Task to complete:
The records underneath are to be repeated exactly, with the pictures left out.

(Extracted records)
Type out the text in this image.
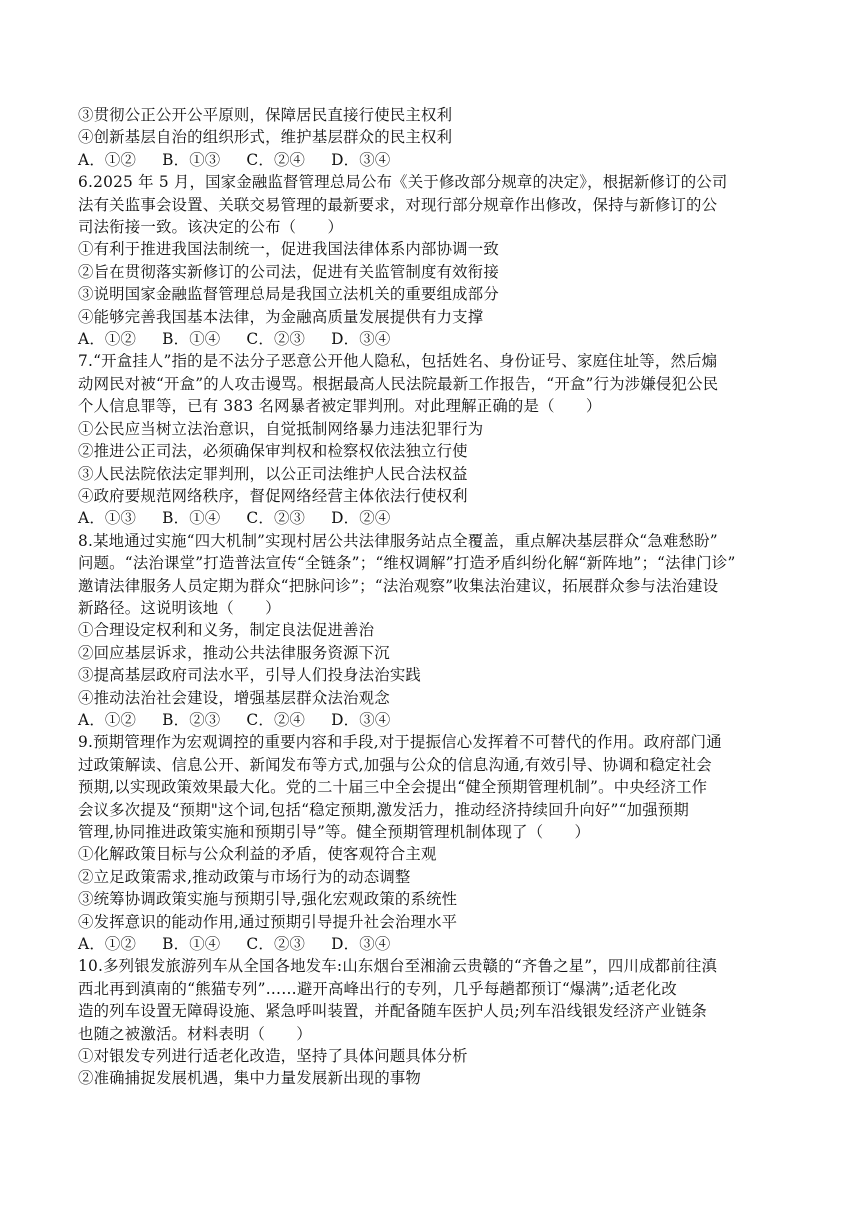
③贯彻公正公开公平原则，保障居民直接行使民主权利
④创新基层自治的组织形式，维护基层群众的民主权利
A．①② B．①③ C．②④ D．③④
6.2025 年 5 月，国家金融监督管理总局公布《关于修改部分规章的决定》，根据新修订的公司
法有关监事会设置、关联交易管理的最新要求，对现行部分规章作出修改，保持与新修订的公
司法衔接一致。该决定的公布（　　）
①有利于推进我国法制统一，促进我国法律体系内部协调一致
②旨在贯彻落实新修订的公司法，促进有关监管制度有效衔接
③说明国家金融监督管理总局是我国立法机关的重要组成部分
④能够完善我国基本法律，为金融高质量发展提供有力支撑
A．①② B．①④ C．②③ D．③④
7.“开盒挂人”指的是不法分子恶意公开他人隐私，包括姓名、身份证号、家庭住址等，然后煽
动网民对被“开盒”的人攻击谩骂。根据最高人民法院最新工作报告，“开盒”行为涉嫌侵犯公民
个人信息罪等，已有 383 名网暴者被定罪判刑。对此理解正确的是（　　）
①公民应当树立法治意识，自觉抵制网络暴力违法犯罪行为
②推进公正司法，必须确保审判权和检察权依法独立行使
③人民法院依法定罪判刑，以公正司法维护人民合法权益
④政府要规范网络秩序，督促网络经营主体依法行使权利
A．①③ B．①④ C．②③ D．②④
8.某地通过实施“四大机制”实现村居公共法律服务站点全覆盖，重点解决基层群众“急难愁盼”
问题。“法治课堂”打造普法宣传“全链条”；“维权调解”打造矛盾纠纷化解“新阵地”；“法律门诊”
邀请法律服务人员定期为群众“把脉问诊”；“法治观察”收集法治建议，拓展群众参与法治建设
新路径。这说明该地（　　）
①合理设定权利和义务，制定良法促进善治
②回应基层诉求，推动公共法律服务资源下沉
③提高基层政府司法水平，引导人们投身法治实践
④推动法治社会建设，增强基层群众法治观念
A．①② B．②③ C．②④ D．③④
9.预期管理作为宏观调控的重要内容和手段,对于提振信心发挥着不可替代的作用。政府部门通
过政策解读、信息公开、新闻发布等方式,加强与公众的信息沟通,有效引导、协调和稳定社会
预期,以实现政策效果最大化。党的二十届三中全会提出“健全预期管理机制”。中央经济工作
会议多次提及“预期"这个词,包括“稳定预期,激发活力，推动经济持续回升向好”“加强预期
管理,协同推进政策实施和预期引导”等。健全预期管理机制体现了（　　）
①化解政策目标与公众利益的矛盾，使客观符合主观
②立足政策需求,推动政策与市场行为的动态调整
③统筹协调政策实施与预期引导,强化宏观政策的系统性
④发挥意识的能动作用,通过预期引导提升社会治理水平
A．①② B．①④ C．②③ D．③④
10.多列银发旅游列车从全国各地发车:山东烟台至湘渝云贵赣的“齐鲁之星”，四川成都前往滇
西北再到滇南的“熊猫专列”……避开高峰出行的专列，几乎每趟都预订“爆满”;适老化改
造的列车设置无障碍设施、紧急呼叫装置，并配备随车医护人员;列车沿线银发经济产业链条
也随之被激活。材料表明（　　）
①对银发专列进行适老化改造，坚持了具体问题具体分析
②准确捕捉发展机遇，集中力量发展新出现的事物
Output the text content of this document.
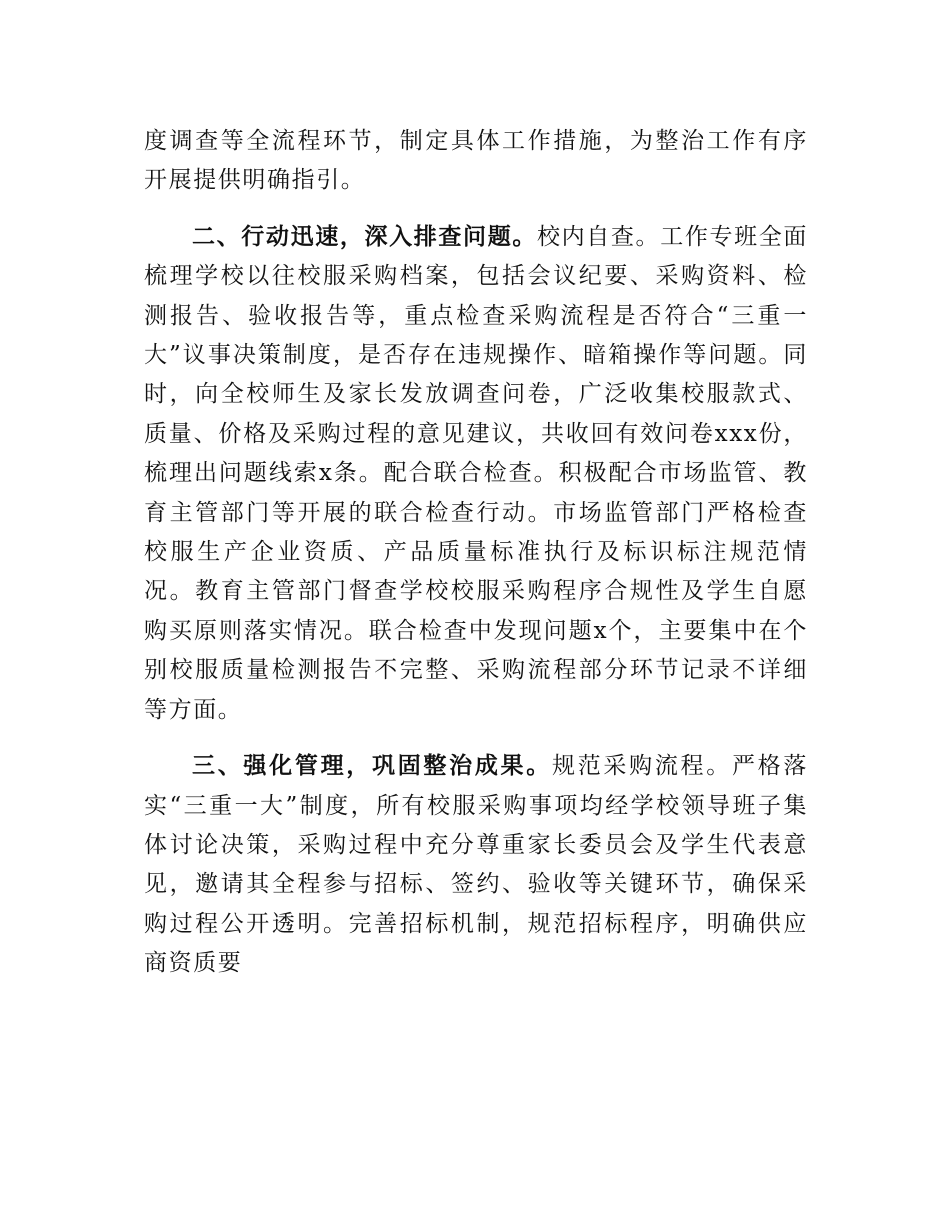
度调查等全流程环节，制定具体工作措施，为整治工作有序开展提供明确指引。

二、行动迅速，深入排查问题。校内自查。工作专班全面梳理学校以往校服采购档案，包括会议纪要、采购资料、检测报告、验收报告等，重点检查采购流程是否符合“三重一大”议事决策制度，是否存在违规操作、暗箱操作等问题。同时，向全校师生及家长发放调查问卷，广泛收集校服款式、质量、价格及采购过程的意见建议，共收回有效问卷xxx份，梳理出问题线索x条。配合联合检查。积极配合市场监管、教育主管部门等开展的联合检查行动。市场监管部门严格检查校服生产企业资质、产品质量标准执行及标识标注规范情况。教育主管部门督查学校校服采购程序合规性及学生自愿购买原则落实情况。联合检查中发现问题x个，主要集中在个别校服质量检测报告不完整、采购流程部分环节记录不详细等方面。

三、强化管理，巩固整治成果。规范采购流程。严格落实“三重一大”制度，所有校服采购事项均经学校领导班子集体讨论决策，采购过程中充分尊重家长委员会及学生代表意见，邀请其全程参与招标、签约、验收等关键环节，确保采购过程公开透明。完善招标机制，规范招标程序，明确供应商资质要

Output of the exercise:
Type out the text in this image.
③贯彻公正公开公平原则，保障居民直接行使民主权利
④创新基层自治的组织形式，维护基层群众的民主权利
A．①② B．①③ C．②④ D．③④
6.2025 年 5 月，国家金融监督管理总局公布《关于修改部分规章的决定》，根据新修订的公司
法有关监事会设置、关联交易管理的最新要求，对现行部分规章作出修改，保持与新修订的公
司法衔接一致。该决定的公布（　　）
①有利于推进我国法制统一，促进我国法律体系内部协调一致
②旨在贯彻落实新修订的公司法，促进有关监管制度有效衔接
③说明国家金融监督管理总局是我国立法机关的重要组成部分
④能够完善我国基本法律，为金融高质量发展提供有力支撑
A．①② B．①④ C．②③ D．③④
7.“开盒挂人”指的是不法分子恶意公开他人隐私，包括姓名、身份证号、家庭住址等，然后煽
动网民对被“开盒”的人攻击谩骂。根据最高人民法院最新工作报告，“开盒”行为涉嫌侵犯公民
个人信息罪等，已有 383 名网暴者被定罪判刑。对此理解正确的是（　　）
①公民应当树立法治意识，自觉抵制网络暴力违法犯罪行为
②推进公正司法，必须确保审判权和检察权依法独立行使
③人民法院依法定罪判刑，以公正司法维护人民合法权益
④政府要规范网络秩序，督促网络经营主体依法行使权利
A．①③ B．①④ C．②③ D．②④
8.某地通过实施“四大机制”实现村居公共法律服务站点全覆盖，重点解决基层群众“急难愁盼”
问题。“法治课堂”打造普法宣传“全链条”；“维权调解”打造矛盾纠纷化解“新阵地”；“法律门诊”
邀请法律服务人员定期为群众“把脉问诊”；“法治观察”收集法治建议，拓展群众参与法治建设
新路径。这说明该地（　　）
①合理设定权利和义务，制定良法促进善治
②回应基层诉求，推动公共法律服务资源下沉
③提高基层政府司法水平，引导人们投身法治实践
④推动法治社会建设，增强基层群众法治观念
A．①② B．②③ C．②④ D．③④
9.预期管理作为宏观调控的重要内容和手段,对于提振信心发挥着不可替代的作用。政府部门通
过政策解读、信息公开、新闻发布等方式,加强与公众的信息沟通,有效引导、协调和稳定社会
预期,以实现政策效果最大化。党的二十届三中全会提出“健全预期管理机制”。中央经济工作
会议多次提及“预期"这个词,包括“稳定预期,激发活力，推动经济持续回升向好”“加强预期
管理,协同推进政策实施和预期引导”等。健全预期管理机制体现了（　　）
①化解政策目标与公众利益的矛盾，使客观符合主观
②立足政策需求,推动政策与市场行为的动态调整
③统筹协调政策实施与预期引导,强化宏观政策的系统性
④发挥意识的能动作用,通过预期引导提升社会治理水平
A．①② B．①④ C．②③ D．③④
10.多列银发旅游列车从全国各地发车:山东烟台至湘渝云贵赣的“齐鲁之星”，四川成都前往滇
西北再到滇南的“熊猫专列”……避开高峰出行的专列，几乎每趟都预订“爆满”;适老化改
造的列车设置无障碍设施、紧急呼叫装置，并配备随车医护人员;列车沿线银发经济产业链条
也随之被激活。材料表明（　　）
①对银发专列进行适老化改造，坚持了具体问题具体分析
②准确捕捉发展机遇，集中力量发展新出现的事物
Output the text content of this document.
度调查等全流程环节，制定具体工作措施，为整治工作有序开展提供明确指引。

二、行动迅速，深入排查问题。校内自查。工作专班全面梳理学校以往校服采购档案，包括会议纪要、采购资料、检测报告、验收报告等，重点检查采购流程是否符合“三重一大”议事决策制度，是否存在违规操作、暗箱操作等问题。同时，向全校师生及家长发放调查问卷，广泛收集校服款式、质量、价格及采购过程的意见建议，共收回有效问卷xxx份，梳理出问题线索x条。配合联合检查。积极配合市场监管、教育主管部门等开展的联合检查行动。市场监管部门严格检查校服生产企业资质、产品质量标准执行及标识标注规范情况。教育主管部门督查学校校服采购程序合规性及学生自愿购买原则落实情况。联合检查中发现问题x个，主要集中在个别校服质量检测报告不完整、采购流程部分环节记录不详细等方面。

三、强化管理，巩固整治成果。规范采购流程。严格落实“三重一大”制度，所有校服采购事项均经学校领导班子集体讨论决策，采购过程中充分尊重家长委员会及学生代表意见，邀请其全程参与招标、签约、验收等关键环节，确保采购过程公开透明。完善招标机制，规范招标程序，明确供应商资质要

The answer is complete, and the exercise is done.